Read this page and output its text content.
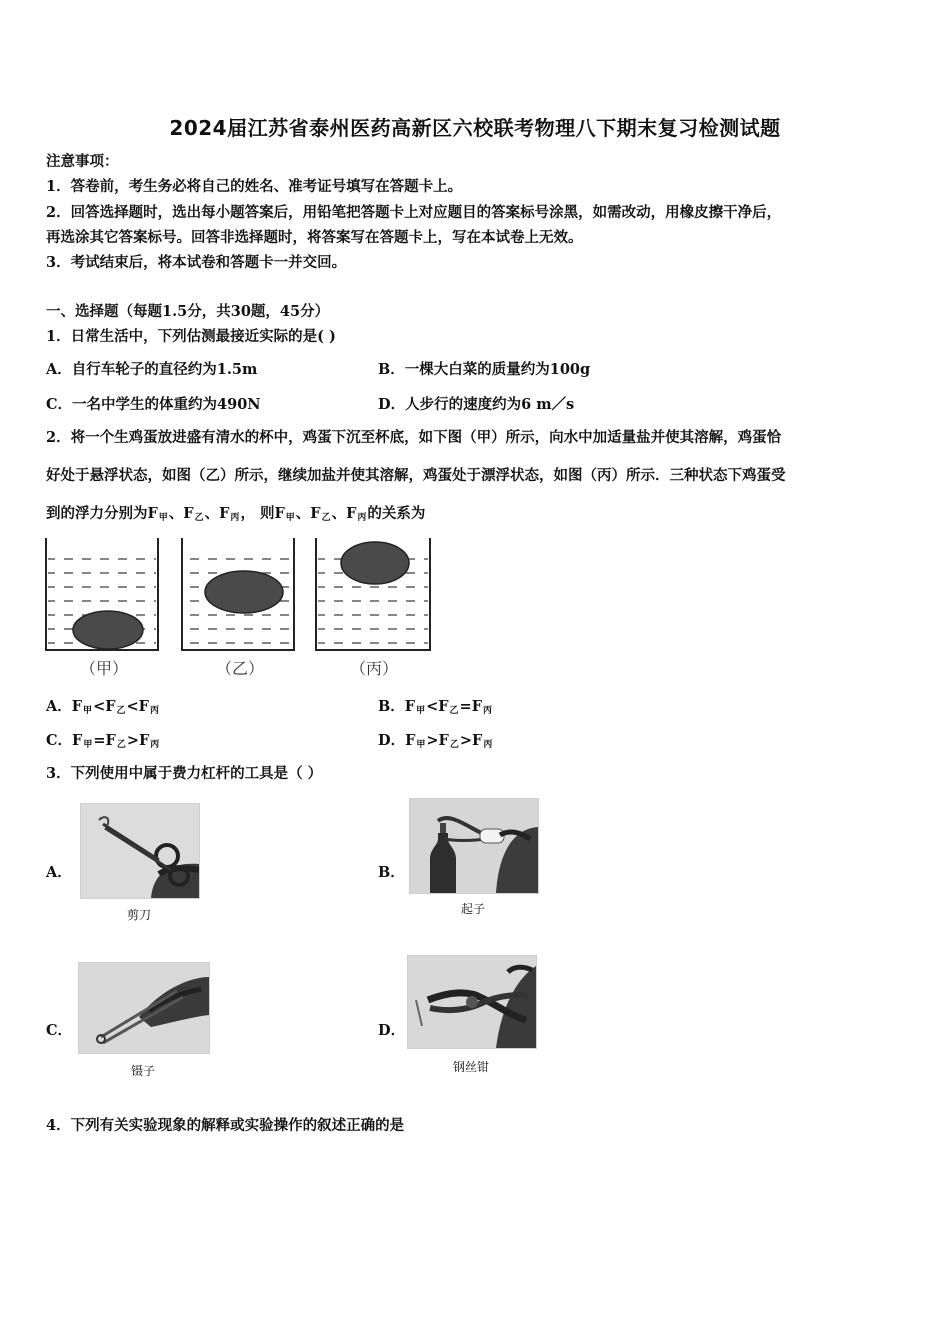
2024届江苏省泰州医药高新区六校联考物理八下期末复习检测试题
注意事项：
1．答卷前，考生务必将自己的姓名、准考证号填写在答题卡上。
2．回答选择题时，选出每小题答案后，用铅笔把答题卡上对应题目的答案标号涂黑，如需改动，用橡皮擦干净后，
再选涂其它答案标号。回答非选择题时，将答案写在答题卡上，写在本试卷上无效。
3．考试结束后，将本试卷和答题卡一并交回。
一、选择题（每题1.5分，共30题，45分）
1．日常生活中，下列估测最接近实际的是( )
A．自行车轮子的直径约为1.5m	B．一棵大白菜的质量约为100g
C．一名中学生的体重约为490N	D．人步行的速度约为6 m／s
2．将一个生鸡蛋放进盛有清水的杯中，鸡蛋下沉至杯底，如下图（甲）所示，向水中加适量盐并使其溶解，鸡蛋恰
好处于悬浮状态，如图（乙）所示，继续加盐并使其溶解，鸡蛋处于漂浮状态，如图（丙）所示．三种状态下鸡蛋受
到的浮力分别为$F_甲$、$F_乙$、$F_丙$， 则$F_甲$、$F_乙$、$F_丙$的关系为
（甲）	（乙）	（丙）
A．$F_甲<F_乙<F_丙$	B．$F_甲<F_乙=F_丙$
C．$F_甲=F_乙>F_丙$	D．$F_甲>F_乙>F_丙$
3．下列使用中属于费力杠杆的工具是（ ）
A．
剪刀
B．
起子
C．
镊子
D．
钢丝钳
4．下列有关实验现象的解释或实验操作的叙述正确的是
* * *
Omitting all images, print the listing exactly.

(TASK OUTPUT):
Read this page and output its text content.
2024届江苏省泰州医药高新区六校联考物理八下期末复习检测试题
注意事项：
1．答卷前，考生务必将自己的姓名、准考证号填写在答题卡上。
2．回答选择题时，选出每小题答案后，用铅笔把答题卡上对应题目的答案标号涂黑，如需改动，用橡皮擦干净后，
再选涂其它答案标号。回答非选择题时，将答案写在答题卡上，写在本试卷上无效。
3．考试结束后，将本试卷和答题卡一并交回。
一、选择题（每题1.5分，共30题，45分）
1．日常生活中，下列估测最接近实际的是( )
A．自行车轮子的直径约为1.5m	B．一棵大白菜的质量约为100g
C．一名中学生的体重约为490N	D．人步行的速度约为6 m／s
2．将一个生鸡蛋放进盛有清水的杯中，鸡蛋下沉至杯底，如下图（甲）所示，向水中加适量盐并使其溶解，鸡蛋恰
好处于悬浮状态，如图（乙）所示，继续加盐并使其溶解，鸡蛋处于漂浮状态，如图（丙）所示．三种状态下鸡蛋受
到的浮力分别为$F_甲$、$F_乙$、$F_丙$， 则$F_甲$、$F_乙$、$F_丙$的关系为
（甲）	（乙）	（丙）
A．$F_甲<F_乙<F_丙$	B．$F_甲<F_乙=F_丙$
C．$F_甲=F_乙>F_丙$	D．$F_甲>F_乙>F_丙$
3．下列使用中属于费力杠杆的工具是（ ）
A．
剪刀
B．
起子
C．
镊子
D．
钢丝钳
4．下列有关实验现象的解释或实验操作的叙述正确的是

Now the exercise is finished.